───── Listed records

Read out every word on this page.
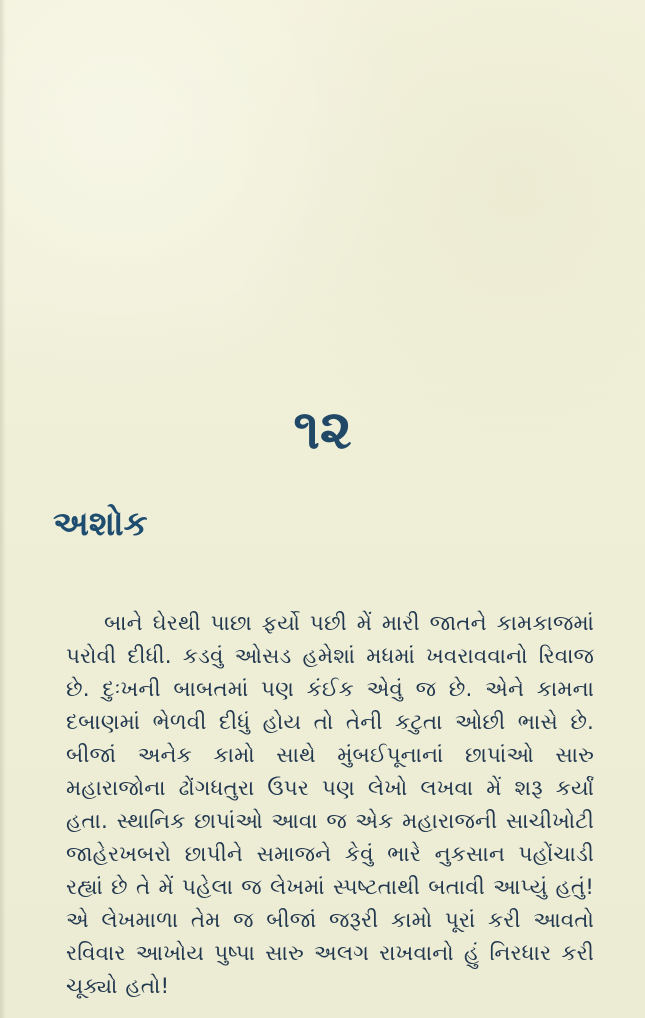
૧૨
અશોક

બાને ઘેરથી પાછા ફર્યો પછી મેં મારી જાતને કામકાજમાં પરોવી દીધી. કડવું ઓસડ હમેશાં મધમાં ખવરાવવાનો રિવાજ છે. દુઃખની બાબતમાં પણ કંઈક એવું જ છે. એને કામના દબાણમાં ભેળવી દીધું હોય તો તેની કટુતા ઓછી ભાસે છે. બીજાં અનેક કામો સાથે મુંબઈપૂનાનાં છાપાંઓ સારુ મહારાજોના ઢોંગધતુરા ઉપર પણ લેખો લખવા મેં શરૂ કર્યાં હતા. સ્થાનિક છાપાંઓ આવા જ એક મહારાજની સાચીખોટી જાહેરખબરો છાપીને સમાજને કેવું ભારે નુકસાન પહોંચાડી રહ્યાં છે તે મેં પહેલા જ લેખમાં સ્પષ્ટતાથી બતાવી આપ્યું હતું! એ લેખમાળા તેમ જ બીજાં જરૂરી કામો પૂરાં કરી આવતો રવિવાર આખોય પુષ્પા સારુ અલગ રાખવાનો હું નિરધાર કરી ચૂક્યો હતો!
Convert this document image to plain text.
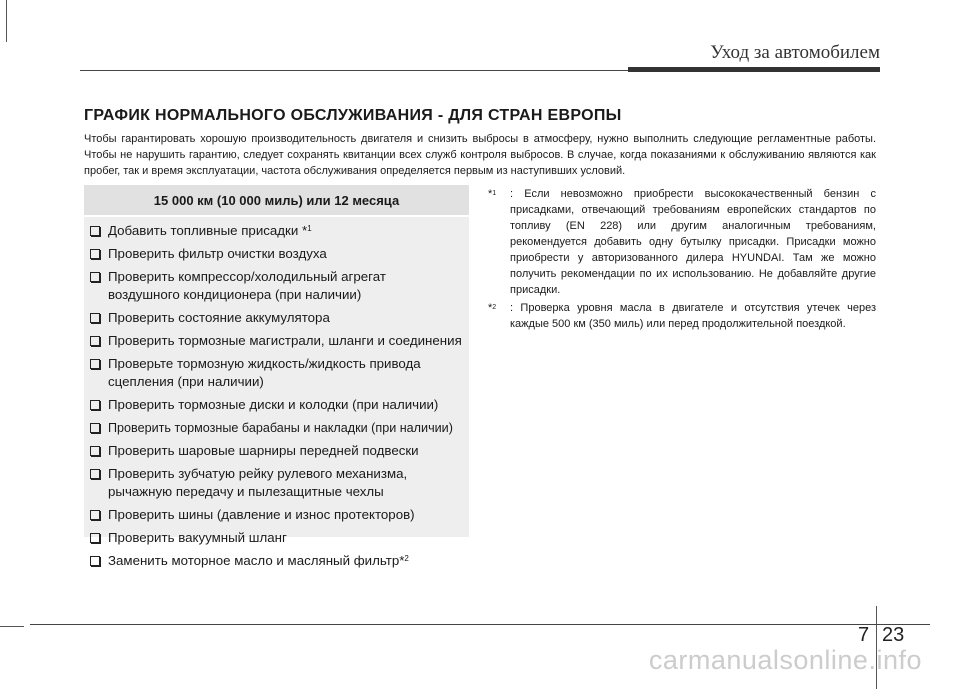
Уход за автомобилем
ГРАФИК НОРМАЛЬНОГО ОБСЛУЖИВАНИЯ - ДЛЯ СТРАН ЕВРОПЫ
Чтобы гарантировать хорошую производительность двигателя и снизить выбросы в атмосферу, нужно выполнить следующие регламентные работы. Чтобы не нарушить гарантию, следует сохранять квитанции всех служб контроля выбросов. В случае, когда показаниями к обслуживанию являются как пробег, так и время эксплуатации, частота обслуживания определяется первым из наступивших условий.
15 000 км (10 000 миль) или 12 месяца
Добавить топливные присадки *$^1$
Проверить фильтр очистки воздуха
Проверить компрессор/холодильный агрегат
воздушного кондиционера (при наличии)
Проверить состояние аккумулятора
Проверить тормозные магистрали, шланги и соединения
Проверьте тормозную жидкость/жидкость привода
сцепления (при наличии)
Проверить тормозные диски и колодки (при наличии)
Проверить тормозные барабаны и накладки (при наличии)
Проверить шаровые шарниры передней подвески
Проверить зубчатую рейку рулевого механизма,
рычажную передачу и пылезащитные чехлы
Проверить шины (давление и износ протекторов)
Проверить вакуумный шланг
Заменить моторное масло и масляный фильтр*$^2$
*$^1$ : Если невозможно приобрести высококачественный бензин с присадками, отвечающий требованиям европейских стандартов по топливу (EN 228) или другим аналогичным требованиям, рекомендуется добавить одну бутылку присадки. Присадки можно приобрести у авторизованного дилера HYUNDAI. Там же можно получить рекомендации по их использованию. Не добавляйте другие присадки.
*$^2$ : Проверка уровня масла в двигателе и отсутствия утечек через каждые 500 км (350 миль) или перед продолжительной поездкой.
7 23
carmanualsonline.info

──────────

Exercise | Write out every line from the entries where "присадки" appears.

The reply |
Добавить топливные присадки *$^1$
*$^1$ : Если невозможно приобрести высококачественный бензин с присадками, отвечающий требованиям европейских стандартов по топливу (EN 228) или другим аналогичным требованиям, рекомендуется добавить одну бутылку присадки. Присадки можно приобрести у авторизованного дилера HYUNDAI. Там же можно получить рекомендации по их использованию. Не добавляйте другие присадки.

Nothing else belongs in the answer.